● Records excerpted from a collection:
+ + + +

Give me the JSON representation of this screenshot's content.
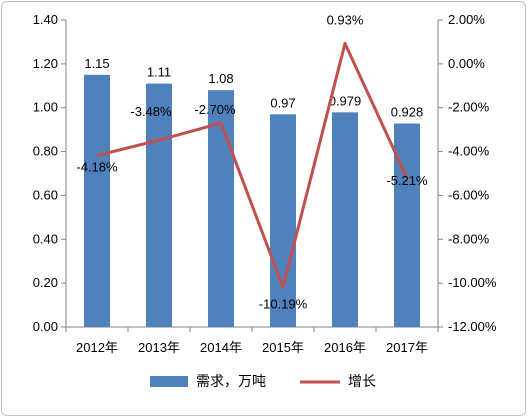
{
  "chart_data": {
    "type": "bar+line",
    "title": "",
    "categories": [
      "2012年",
      "2013年",
      "2014年",
      "2015年",
      "2016年",
      "2017年"
    ],
    "series": [
      {
        "name": "需求，万吨",
        "type": "bar",
        "axis": "left",
        "color": "#4f81bd",
        "values": [
          1.15,
          1.11,
          1.08,
          0.97,
          0.979,
          0.928
        ],
        "labels": [
          "1.15",
          "1.11",
          "1.08",
          "0.97",
          "0.979",
          "0.928"
        ]
      },
      {
        "name": "增长",
        "type": "line",
        "axis": "right",
        "color": "#c0504d",
        "values": [
          -4.18,
          -3.48,
          -2.7,
          -10.19,
          0.93,
          -5.21
        ],
        "labels": [
          "-4.18%",
          "-3.48%",
          "-2.70%",
          "-10.19%",
          "0.93%",
          "-5.21%"
        ]
      }
    ],
    "y_left": {
      "range": [
        0,
        1.4
      ],
      "ticks": [
        "0.00",
        "0.20",
        "0.40",
        "0.60",
        "0.80",
        "1.00",
        "1.20",
        "1.40"
      ]
    },
    "y_right": {
      "range": [
        -12,
        2
      ],
      "unit": "%",
      "ticks": [
        "-12.00%",
        "-10.00%",
        "-8.00%",
        "-6.00%",
        "-4.00%",
        "-2.00%",
        "0.00%",
        "2.00%"
      ]
    },
    "grid": false,
    "legend": "bottom"
  }
}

+ + + +

● Exercise prompt: Return the full material word for word. Do not include the pictures.

● Correct output:
Give me the JSON representation of this screenshot's content.
{
  "chart_data": {
    "type": "bar+line",
    "title": "",
    "categories": [
      "2012年",
      "2013年",
      "2014年",
      "2015年",
      "2016年",
      "2017年"
    ],
    "series": [
      {
        "name": "需求，万吨",
        "type": "bar",
        "axis": "left",
        "color": "#4f81bd",
        "values": [
          1.15,
          1.11,
          1.08,
          0.97,
          0.979,
          0.928
        ],
        "labels": [
          "1.15",
          "1.11",
          "1.08",
          "0.97",
          "0.979",
          "0.928"
        ]
      },
      {
        "name": "增长",
        "type": "line",
        "axis": "right",
        "color": "#c0504d",
        "values": [
          -4.18,
          -3.48,
          -2.7,
          -10.19,
          0.93,
          -5.21
        ],
        "labels": [
          "-4.18%",
          "-3.48%",
          "-2.70%",
          "-10.19%",
          "0.93%",
          "-5.21%"
        ]
      }
    ],
    "y_left": {
      "range": [
        0,
        1.4
      ],
      "ticks": [
        "0.00",
        "0.20",
        "0.40",
        "0.60",
        "0.80",
        "1.00",
        "1.20",
        "1.40"
      ]
    },
    "y_right": {
      "range": [
        -12,
        2
      ],
      "unit": "%",
      "ticks": [
        "-12.00%",
        "-10.00%",
        "-8.00%",
        "-6.00%",
        "-4.00%",
        "-2.00%",
        "0.00%",
        "2.00%"
      ]
    },
    "grid": false,
    "legend": "bottom"
  }
}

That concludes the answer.